Task to complete → Show all lines from the listing below that contain "JSON".

(Extracted data entries)
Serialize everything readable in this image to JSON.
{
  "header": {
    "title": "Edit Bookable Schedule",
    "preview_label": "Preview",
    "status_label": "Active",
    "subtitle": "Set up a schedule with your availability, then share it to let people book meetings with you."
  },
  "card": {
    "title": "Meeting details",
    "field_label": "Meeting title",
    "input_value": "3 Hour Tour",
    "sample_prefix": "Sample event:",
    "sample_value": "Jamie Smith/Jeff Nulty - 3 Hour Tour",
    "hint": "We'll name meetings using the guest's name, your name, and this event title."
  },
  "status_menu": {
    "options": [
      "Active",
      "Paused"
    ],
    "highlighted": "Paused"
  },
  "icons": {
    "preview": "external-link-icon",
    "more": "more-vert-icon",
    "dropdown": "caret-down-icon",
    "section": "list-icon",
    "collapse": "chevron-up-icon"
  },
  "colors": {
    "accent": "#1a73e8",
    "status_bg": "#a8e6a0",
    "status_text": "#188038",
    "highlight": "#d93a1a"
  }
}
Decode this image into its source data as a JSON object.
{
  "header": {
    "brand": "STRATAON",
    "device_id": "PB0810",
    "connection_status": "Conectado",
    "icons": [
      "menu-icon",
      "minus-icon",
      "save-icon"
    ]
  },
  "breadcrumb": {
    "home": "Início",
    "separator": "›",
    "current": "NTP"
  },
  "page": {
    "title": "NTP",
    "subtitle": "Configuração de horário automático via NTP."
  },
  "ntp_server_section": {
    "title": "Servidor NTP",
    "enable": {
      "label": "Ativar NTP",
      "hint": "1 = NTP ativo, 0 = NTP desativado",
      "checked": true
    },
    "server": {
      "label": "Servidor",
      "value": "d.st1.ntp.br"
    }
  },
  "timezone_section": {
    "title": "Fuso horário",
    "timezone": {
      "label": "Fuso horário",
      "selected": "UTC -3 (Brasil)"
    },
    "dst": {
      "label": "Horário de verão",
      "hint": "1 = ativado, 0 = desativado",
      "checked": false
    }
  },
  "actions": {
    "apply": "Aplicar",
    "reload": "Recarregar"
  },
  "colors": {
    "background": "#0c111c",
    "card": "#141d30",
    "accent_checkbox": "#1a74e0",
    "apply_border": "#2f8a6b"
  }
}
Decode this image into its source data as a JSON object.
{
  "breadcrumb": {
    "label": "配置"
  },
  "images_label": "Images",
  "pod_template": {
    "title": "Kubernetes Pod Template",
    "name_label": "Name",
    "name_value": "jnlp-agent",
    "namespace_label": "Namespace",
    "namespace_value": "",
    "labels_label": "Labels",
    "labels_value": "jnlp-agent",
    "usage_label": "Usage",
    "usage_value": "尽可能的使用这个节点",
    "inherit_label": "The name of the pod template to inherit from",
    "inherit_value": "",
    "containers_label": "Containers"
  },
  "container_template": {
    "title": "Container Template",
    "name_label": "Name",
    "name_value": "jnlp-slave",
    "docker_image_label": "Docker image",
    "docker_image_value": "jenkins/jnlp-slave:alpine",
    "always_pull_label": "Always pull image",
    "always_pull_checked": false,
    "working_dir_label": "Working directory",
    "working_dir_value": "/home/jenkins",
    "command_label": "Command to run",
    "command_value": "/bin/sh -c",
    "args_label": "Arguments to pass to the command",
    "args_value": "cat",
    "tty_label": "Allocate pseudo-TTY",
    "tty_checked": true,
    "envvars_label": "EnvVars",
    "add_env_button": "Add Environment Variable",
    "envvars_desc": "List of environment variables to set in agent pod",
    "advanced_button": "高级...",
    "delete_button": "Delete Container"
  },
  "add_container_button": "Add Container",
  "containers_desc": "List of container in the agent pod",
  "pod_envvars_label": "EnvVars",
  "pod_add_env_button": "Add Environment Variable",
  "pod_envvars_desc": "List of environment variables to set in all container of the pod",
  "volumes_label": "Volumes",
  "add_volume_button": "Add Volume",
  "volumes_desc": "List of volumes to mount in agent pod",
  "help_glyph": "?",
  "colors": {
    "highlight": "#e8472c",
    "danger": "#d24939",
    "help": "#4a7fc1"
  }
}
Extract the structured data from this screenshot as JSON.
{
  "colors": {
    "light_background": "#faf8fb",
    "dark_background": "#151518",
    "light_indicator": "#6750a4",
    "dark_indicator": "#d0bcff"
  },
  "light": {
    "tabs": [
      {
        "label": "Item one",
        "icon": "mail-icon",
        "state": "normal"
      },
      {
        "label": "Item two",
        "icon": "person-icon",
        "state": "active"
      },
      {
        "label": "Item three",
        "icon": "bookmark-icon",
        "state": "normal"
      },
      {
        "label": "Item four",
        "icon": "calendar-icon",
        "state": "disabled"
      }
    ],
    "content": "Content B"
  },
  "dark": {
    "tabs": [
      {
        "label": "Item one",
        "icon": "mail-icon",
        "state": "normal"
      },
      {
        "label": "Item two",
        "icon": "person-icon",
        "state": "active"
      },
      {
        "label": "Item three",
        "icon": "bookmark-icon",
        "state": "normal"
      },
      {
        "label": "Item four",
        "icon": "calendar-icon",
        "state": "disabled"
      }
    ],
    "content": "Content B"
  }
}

Solution for this task →
Serialize everything readable in this image to JSON.
Decode this image into its source data as a JSON object.
Decode this image into its source data as a JSON object.
Extract the structured data from this screenshot as JSON.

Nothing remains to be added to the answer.